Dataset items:
= = =
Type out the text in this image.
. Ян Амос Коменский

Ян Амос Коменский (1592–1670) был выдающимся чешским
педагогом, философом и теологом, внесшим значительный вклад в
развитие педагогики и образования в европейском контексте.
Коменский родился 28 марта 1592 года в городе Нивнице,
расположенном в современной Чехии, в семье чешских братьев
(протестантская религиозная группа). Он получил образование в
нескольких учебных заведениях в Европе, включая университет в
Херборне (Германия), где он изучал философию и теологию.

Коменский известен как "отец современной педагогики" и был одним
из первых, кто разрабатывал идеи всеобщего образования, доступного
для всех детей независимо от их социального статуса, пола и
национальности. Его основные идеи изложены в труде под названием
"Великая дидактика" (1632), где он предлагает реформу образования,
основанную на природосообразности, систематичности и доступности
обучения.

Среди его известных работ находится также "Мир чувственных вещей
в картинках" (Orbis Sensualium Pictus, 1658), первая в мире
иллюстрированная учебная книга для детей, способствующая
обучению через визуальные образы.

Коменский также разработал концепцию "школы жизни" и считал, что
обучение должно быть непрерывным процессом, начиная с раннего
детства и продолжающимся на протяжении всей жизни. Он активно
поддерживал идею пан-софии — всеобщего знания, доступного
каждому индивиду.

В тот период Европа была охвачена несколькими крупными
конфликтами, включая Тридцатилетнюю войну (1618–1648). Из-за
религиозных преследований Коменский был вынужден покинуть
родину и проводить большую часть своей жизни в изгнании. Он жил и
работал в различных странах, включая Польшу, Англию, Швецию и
= = =
--- Problem to solve ---
Report the number of lines in the entries above that include the word "педагогики" and add nothing to it.

--- Task output ---
2